►

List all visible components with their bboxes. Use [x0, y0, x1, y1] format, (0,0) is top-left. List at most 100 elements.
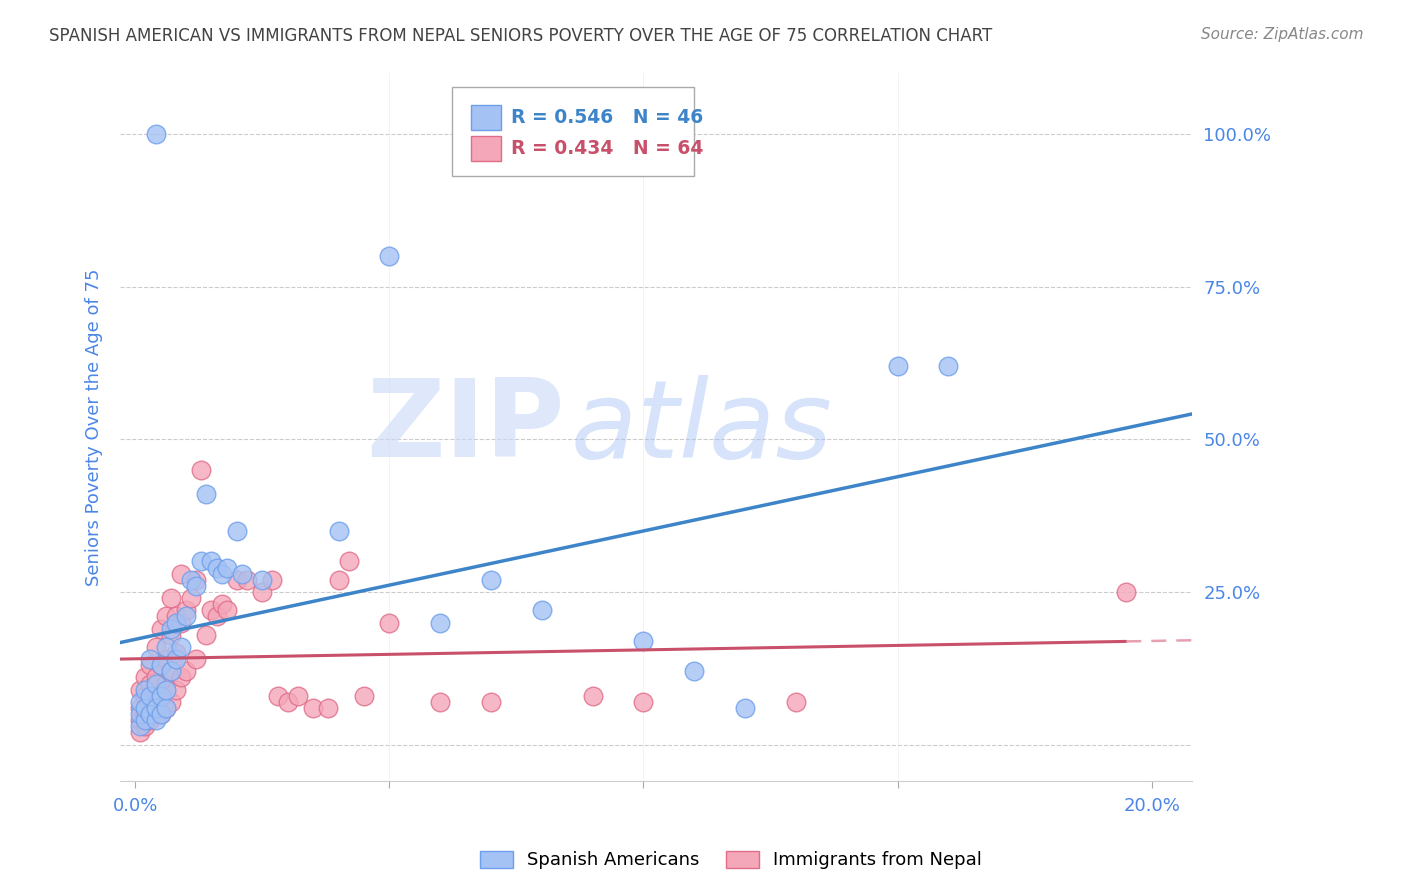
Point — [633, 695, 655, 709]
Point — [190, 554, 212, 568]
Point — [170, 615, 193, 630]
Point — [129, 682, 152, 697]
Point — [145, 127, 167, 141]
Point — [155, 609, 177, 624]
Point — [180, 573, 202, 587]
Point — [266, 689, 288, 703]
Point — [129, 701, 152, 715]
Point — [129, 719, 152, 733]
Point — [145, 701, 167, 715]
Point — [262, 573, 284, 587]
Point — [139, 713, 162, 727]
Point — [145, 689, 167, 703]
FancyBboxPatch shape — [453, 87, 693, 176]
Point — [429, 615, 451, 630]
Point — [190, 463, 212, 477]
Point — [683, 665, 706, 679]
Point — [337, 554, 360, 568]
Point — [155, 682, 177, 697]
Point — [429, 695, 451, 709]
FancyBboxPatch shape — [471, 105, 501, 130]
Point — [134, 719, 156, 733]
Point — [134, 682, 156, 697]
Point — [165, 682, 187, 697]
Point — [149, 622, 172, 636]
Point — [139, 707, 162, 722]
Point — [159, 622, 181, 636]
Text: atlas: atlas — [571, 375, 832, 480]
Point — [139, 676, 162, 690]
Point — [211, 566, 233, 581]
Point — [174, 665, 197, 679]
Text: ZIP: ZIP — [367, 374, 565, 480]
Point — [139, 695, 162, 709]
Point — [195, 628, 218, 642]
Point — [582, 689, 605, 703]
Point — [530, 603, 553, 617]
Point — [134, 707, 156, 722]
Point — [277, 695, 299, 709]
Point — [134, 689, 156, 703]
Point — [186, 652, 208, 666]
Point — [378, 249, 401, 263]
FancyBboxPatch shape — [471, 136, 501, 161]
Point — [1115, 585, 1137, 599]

◄

> **TASK DETAILS**:
Put every line of the records above into a Markdown table with the columns Row and Text, numbering the rows in order and skipping blank lines. Omit the picture lines.

> **RESPONSE BELOW**:
| Row | Text |
|---|---|
| 1 | List all visible components with their bboxes. Use [x0, y0, x1, y1] format, (0,0) is top-left. List at most 100 elements. |
| 2 | Point — [633, 695, 655, 709] |
| 3 | Point — [190, 554, 212, 568] |
| 4 | Point — [170, 615, 193, 630] |
| 5 | Point — [129, 682, 152, 697] |
| 6 | Point — [145, 127, 167, 141] |
| 7 | Point — [155, 609, 177, 624] |
| 8 | Point — [180, 573, 202, 587] |
| 9 | Point — [266, 689, 288, 703] |
| 10 | Point — [129, 701, 152, 715] |
| 11 | Point — [129, 719, 152, 733] |
| 12 | Point — [145, 701, 167, 715] |
| 13 | Point — [262, 573, 284, 587] |
| 14 | Point — [139, 713, 162, 727] |
| 15 | Point — [145, 689, 167, 703] |
| 16 | FancyBboxPatch shape — [453, 87, 693, 176] |
| 17 | Point — [429, 615, 451, 630] |
| 18 | Point — [190, 463, 212, 477] |
| 19 | Point — [683, 665, 706, 679] |
| 20 | Point — [337, 554, 360, 568] |
| 21 | Point — [155, 682, 177, 697] |
| 22 | Point — [429, 695, 451, 709] |
| 23 | FancyBboxPatch shape — [471, 105, 501, 130] |
| 24 | Point — [134, 719, 156, 733] |
| 25 | Point — [134, 682, 156, 697] |
| 26 | Point — [165, 682, 187, 697] |
| 27 | Point — [149, 622, 172, 636] |
| 28 | Point — [139, 707, 162, 722] |
| 29 | Point — [159, 622, 181, 636] |
| 30 | Text: atlas: atlas — [571, 375, 832, 480] |
| 31 | Point — [139, 676, 162, 690] |
| 32 | Point — [211, 566, 233, 581] |
| 33 | Point — [174, 665, 197, 679] |
| 34 | Text: ZIP: ZIP — [367, 374, 565, 480] |
| 35 | Point — [139, 695, 162, 709] |
| 36 | Point — [195, 628, 218, 642] |
| 37 | Point — [582, 689, 605, 703] |
| 38 | Point — [530, 603, 553, 617] |
| 39 | Point — [134, 707, 156, 722] |
| 40 | Point — [277, 695, 299, 709] |
| 41 | Point — [134, 689, 156, 703] |
| 42 | Point — [186, 652, 208, 666] |
| 43 | Point — [378, 249, 401, 263] |
| 44 | FancyBboxPatch shape — [471, 136, 501, 161] |
| 45 | Point — [1115, 585, 1137, 599] |